Task description = Copy out the complete listing, word for word.
▼▼▼
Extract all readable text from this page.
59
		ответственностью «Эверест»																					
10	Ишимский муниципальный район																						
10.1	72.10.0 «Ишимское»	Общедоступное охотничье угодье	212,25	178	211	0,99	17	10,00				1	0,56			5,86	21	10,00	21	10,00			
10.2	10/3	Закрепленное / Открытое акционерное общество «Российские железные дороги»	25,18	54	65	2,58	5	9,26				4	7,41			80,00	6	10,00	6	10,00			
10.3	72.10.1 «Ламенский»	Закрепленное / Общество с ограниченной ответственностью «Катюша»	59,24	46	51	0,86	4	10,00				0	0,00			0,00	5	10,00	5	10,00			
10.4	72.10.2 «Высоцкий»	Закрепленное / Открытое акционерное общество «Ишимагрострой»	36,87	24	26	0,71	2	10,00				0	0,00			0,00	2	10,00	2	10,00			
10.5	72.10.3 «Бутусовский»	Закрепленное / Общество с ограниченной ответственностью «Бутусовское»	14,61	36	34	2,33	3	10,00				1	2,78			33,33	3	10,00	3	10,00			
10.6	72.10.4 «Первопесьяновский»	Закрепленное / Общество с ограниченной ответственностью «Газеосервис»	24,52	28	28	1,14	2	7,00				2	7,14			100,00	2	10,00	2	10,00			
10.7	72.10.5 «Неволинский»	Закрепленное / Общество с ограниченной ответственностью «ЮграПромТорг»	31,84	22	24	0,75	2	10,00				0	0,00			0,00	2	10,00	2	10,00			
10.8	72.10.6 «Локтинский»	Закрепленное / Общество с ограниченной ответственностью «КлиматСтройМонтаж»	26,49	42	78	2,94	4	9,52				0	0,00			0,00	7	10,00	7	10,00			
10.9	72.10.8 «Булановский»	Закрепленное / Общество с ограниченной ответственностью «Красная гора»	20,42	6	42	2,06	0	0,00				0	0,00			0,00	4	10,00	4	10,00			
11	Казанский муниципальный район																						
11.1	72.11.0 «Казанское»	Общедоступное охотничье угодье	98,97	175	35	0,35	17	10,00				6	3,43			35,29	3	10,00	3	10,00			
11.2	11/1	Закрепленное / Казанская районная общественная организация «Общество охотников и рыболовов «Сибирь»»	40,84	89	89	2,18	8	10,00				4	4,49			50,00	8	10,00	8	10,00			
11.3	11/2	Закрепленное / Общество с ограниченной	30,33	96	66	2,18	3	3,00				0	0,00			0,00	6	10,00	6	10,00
▲▲▲
The response =
Extract all readable text from this page.
59
		ответственностью «Эверест»																					
10	Ишимский муниципальный район																						
10.1	72.10.0 «Ишимское»	Общедоступное охотничье угодье	212,25	178	211	0,99	17	10,00				1	0,56			5,86	21	10,00	21	10,00			
10.2	10/3	Закрепленное / Открытое акционерное общество «Российские железные дороги»	25,18	54	65	2,58	5	9,26				4	7,41			80,00	6	10,00	6	10,00			
10.3	72.10.1 «Ламенский»	Закрепленное / Общество с ограниченной ответственностью «Катюша»	59,24	46	51	0,86	4	10,00				0	0,00			0,00	5	10,00	5	10,00			
10.4	72.10.2 «Высоцкий»	Закрепленное / Открытое акционерное общество «Ишимагрострой»	36,87	24	26	0,71	2	10,00				0	0,00			0,00	2	10,00	2	10,00			
10.5	72.10.3 «Бутусовский»	Закрепленное / Общество с ограниченной ответственностью «Бутусовское»	14,61	36	34	2,33	3	10,00				1	2,78			33,33	3	10,00	3	10,00			
10.6	72.10.4 «Первопесьяновский»	Закрепленное / Общество с ограниченной ответственностью «Газеосервис»	24,52	28	28	1,14	2	7,00				2	7,14			100,00	2	10,00	2	10,00			
10.7	72.10.5 «Неволинский»	Закрепленное / Общество с ограниченной ответственностью «ЮграПромТорг»	31,84	22	24	0,75	2	10,00				0	0,00			0,00	2	10,00	2	10,00			
10.8	72.10.6 «Локтинский»	Закрепленное / Общество с ограниченной ответственностью «КлиматСтройМонтаж»	26,49	42	78	2,94	4	9,52				0	0,00			0,00	7	10,00	7	10,00			
10.9	72.10.8 «Булановский»	Закрепленное / Общество с ограниченной ответственностью «Красная гора»	20,42	6	42	2,06	0	0,00				0	0,00			0,00	4	10,00	4	10,00			
11	Казанский муниципальный район																						
11.1	72.11.0 «Казанское»	Общедоступное охотничье угодье	98,97	175	35	0,35	17	10,00				6	3,43			35,29	3	10,00	3	10,00			
11.2	11/1	Закрепленное / Казанская районная общественная организация «Общество охотников и рыболовов «Сибирь»»	40,84	89	89	2,18	8	10,00				4	4,49			50,00	8	10,00	8	10,00			
11.3	11/2	Закрепленное / Общество с ограниченной	30,33	96	66	2,18	3	3,00				0	0,00			0,00	6	10,00	6	10,00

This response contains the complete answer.